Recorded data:

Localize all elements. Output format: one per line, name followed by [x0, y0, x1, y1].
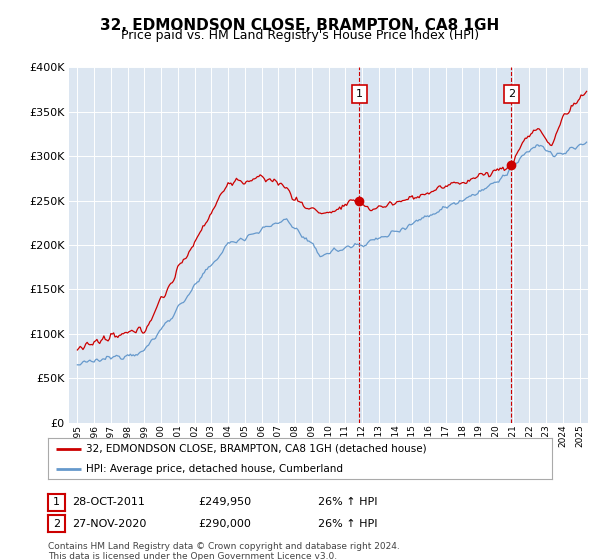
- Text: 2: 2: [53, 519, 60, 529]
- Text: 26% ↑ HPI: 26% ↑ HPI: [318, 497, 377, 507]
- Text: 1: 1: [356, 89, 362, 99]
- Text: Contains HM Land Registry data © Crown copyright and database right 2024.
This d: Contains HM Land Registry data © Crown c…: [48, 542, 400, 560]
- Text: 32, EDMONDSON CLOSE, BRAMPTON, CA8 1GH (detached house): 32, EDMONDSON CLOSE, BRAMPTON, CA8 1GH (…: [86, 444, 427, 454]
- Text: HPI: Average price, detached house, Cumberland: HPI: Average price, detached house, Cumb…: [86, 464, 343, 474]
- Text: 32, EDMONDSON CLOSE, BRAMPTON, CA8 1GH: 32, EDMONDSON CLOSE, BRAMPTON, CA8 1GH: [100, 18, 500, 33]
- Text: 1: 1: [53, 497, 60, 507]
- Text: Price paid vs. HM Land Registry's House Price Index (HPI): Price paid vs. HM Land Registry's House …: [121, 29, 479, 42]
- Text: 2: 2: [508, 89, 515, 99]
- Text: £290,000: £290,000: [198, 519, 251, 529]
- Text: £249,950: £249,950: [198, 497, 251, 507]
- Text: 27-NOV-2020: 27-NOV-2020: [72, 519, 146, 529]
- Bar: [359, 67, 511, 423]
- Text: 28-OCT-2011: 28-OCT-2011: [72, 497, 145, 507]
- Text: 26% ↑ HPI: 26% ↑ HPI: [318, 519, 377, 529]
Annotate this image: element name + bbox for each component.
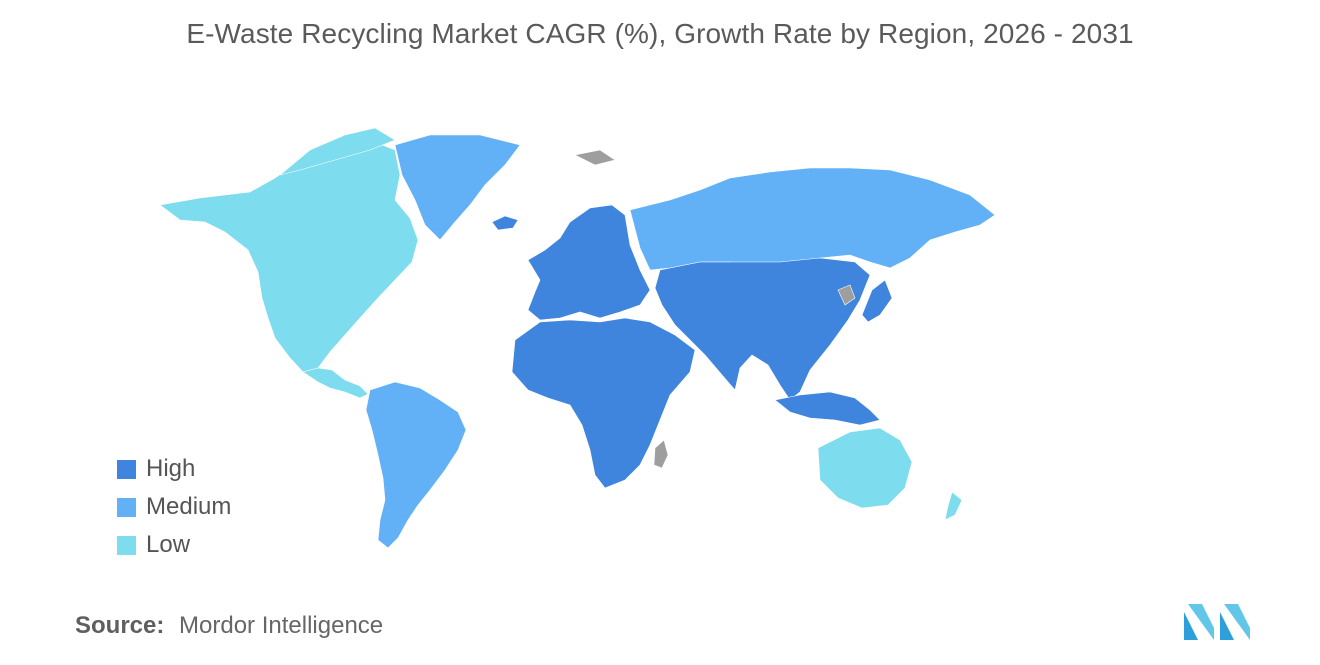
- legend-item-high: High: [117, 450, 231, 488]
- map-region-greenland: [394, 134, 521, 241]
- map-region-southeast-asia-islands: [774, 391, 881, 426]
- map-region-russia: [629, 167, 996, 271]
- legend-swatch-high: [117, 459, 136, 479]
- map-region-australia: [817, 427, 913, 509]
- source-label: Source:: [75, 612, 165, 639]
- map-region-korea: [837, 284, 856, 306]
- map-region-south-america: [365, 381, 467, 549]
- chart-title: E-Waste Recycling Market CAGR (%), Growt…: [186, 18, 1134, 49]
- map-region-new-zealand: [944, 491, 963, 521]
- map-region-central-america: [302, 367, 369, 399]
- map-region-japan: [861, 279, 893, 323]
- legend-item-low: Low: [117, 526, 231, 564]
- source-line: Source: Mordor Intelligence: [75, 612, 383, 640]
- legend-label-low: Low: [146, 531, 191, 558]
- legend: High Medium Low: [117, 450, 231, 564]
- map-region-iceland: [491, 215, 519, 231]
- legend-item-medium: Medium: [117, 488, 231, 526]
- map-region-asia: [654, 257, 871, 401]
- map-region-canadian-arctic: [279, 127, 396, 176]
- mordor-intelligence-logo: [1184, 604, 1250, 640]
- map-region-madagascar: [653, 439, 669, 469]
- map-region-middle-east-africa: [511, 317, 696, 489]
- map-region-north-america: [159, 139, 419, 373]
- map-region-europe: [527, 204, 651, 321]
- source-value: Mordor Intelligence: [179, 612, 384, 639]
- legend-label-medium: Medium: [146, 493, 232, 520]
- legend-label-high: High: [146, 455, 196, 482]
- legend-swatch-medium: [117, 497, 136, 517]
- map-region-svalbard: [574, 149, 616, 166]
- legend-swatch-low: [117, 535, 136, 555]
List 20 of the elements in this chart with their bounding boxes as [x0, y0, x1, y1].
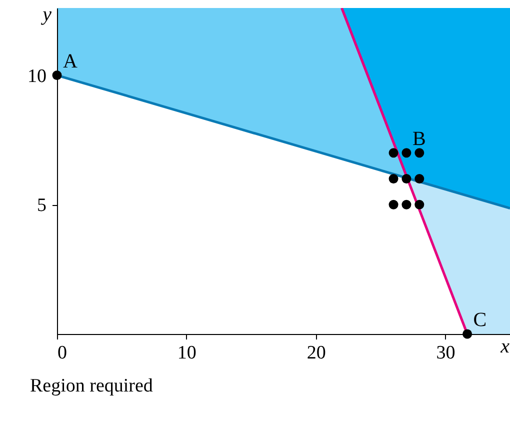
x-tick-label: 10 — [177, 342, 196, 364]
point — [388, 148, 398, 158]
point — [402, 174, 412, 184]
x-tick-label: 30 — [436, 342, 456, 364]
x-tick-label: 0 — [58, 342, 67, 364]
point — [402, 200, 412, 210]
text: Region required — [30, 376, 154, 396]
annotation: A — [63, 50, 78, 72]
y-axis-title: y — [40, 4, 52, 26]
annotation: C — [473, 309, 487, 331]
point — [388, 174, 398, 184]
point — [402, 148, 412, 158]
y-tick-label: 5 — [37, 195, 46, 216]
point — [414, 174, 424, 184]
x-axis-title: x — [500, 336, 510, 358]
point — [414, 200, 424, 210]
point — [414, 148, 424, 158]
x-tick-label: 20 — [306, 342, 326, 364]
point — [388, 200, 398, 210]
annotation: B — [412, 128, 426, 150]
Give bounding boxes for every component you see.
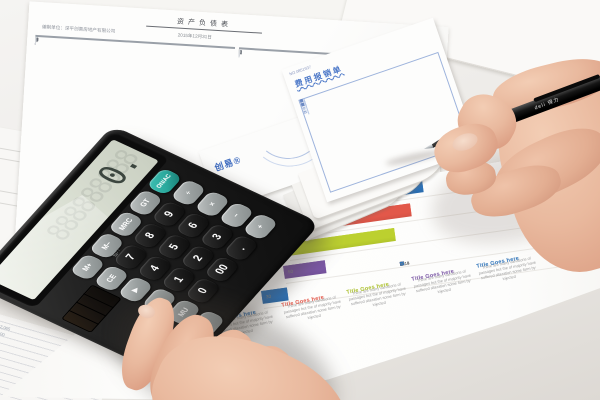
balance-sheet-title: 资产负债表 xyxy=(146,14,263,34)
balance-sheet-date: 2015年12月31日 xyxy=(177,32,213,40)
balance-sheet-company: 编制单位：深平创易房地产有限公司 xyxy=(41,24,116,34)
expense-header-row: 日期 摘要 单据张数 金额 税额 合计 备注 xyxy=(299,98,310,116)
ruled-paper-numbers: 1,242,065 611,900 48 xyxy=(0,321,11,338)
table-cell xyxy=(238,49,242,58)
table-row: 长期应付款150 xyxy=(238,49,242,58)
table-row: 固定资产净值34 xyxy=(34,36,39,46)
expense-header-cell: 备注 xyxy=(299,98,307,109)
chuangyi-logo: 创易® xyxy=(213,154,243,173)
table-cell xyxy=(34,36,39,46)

* * *

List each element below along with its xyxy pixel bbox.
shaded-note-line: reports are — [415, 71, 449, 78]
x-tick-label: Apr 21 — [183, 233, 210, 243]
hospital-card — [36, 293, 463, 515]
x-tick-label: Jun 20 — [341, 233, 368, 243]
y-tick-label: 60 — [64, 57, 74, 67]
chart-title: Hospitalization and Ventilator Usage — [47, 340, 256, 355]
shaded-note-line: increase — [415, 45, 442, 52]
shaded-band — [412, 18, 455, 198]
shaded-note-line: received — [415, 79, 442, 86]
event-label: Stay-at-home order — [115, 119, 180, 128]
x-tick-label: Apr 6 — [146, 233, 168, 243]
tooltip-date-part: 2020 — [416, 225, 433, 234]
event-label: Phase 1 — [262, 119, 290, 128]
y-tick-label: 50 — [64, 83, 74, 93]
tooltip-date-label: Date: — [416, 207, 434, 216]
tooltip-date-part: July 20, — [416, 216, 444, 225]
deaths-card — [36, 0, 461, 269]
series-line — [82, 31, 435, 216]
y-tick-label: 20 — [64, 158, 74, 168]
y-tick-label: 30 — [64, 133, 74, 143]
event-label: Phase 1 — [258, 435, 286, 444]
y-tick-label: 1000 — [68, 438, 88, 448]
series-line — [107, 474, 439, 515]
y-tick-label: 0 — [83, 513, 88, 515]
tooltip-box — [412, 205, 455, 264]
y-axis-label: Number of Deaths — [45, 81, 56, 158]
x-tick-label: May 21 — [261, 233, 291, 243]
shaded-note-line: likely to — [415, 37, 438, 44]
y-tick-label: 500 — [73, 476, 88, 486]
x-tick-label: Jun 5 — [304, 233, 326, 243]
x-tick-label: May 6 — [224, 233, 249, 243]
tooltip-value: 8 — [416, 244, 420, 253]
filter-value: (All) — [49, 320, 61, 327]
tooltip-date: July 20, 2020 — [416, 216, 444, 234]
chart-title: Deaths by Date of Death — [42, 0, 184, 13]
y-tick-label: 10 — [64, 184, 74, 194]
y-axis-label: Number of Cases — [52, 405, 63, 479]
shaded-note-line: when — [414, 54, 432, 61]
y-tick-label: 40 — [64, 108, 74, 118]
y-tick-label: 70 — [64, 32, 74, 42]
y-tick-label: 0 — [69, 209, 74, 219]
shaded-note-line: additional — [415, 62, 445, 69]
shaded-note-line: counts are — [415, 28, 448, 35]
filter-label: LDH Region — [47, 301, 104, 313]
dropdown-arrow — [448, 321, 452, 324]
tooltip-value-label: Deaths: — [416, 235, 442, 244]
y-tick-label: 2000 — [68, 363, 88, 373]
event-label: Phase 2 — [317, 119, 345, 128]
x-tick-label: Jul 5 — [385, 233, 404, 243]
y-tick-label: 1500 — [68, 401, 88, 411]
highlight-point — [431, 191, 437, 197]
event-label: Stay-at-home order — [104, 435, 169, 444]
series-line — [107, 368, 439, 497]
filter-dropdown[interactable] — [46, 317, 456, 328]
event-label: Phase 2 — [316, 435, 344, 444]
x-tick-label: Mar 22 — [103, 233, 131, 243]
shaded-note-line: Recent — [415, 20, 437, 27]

• _TASK TO CARRY OUT_: Write out every line from the one containing "x-tick-label: 10 — [177, 342, 196, 364]" down to the one containing "annotation: B — [412, 128, 426, 150]", with both of those lines included. Reproduce each line character for character.

• _SOLUTION FOR THIS PROBLEM_:
x-tick-label: 10 — [177, 342, 196, 364]
point — [388, 148, 398, 158]
point — [402, 174, 412, 184]
x-tick-label: 30 — [436, 342, 456, 364]
x-tick-label: 0 — [58, 342, 67, 364]
point — [402, 200, 412, 210]
text: Region required — [30, 376, 154, 396]
annotation: A — [63, 50, 78, 72]
y-axis-title: y — [40, 4, 52, 26]
annotation: C — [473, 309, 487, 331]
point — [388, 174, 398, 184]
point — [402, 148, 412, 158]
y-tick-label: 5 — [37, 195, 46, 216]
point — [414, 174, 424, 184]
x-axis-title: x — [500, 336, 510, 358]
point — [414, 200, 424, 210]
point — [414, 148, 424, 158]
x-tick-label: 20 — [306, 342, 326, 364]
point — [388, 200, 398, 210]
annotation: B — [412, 128, 426, 150]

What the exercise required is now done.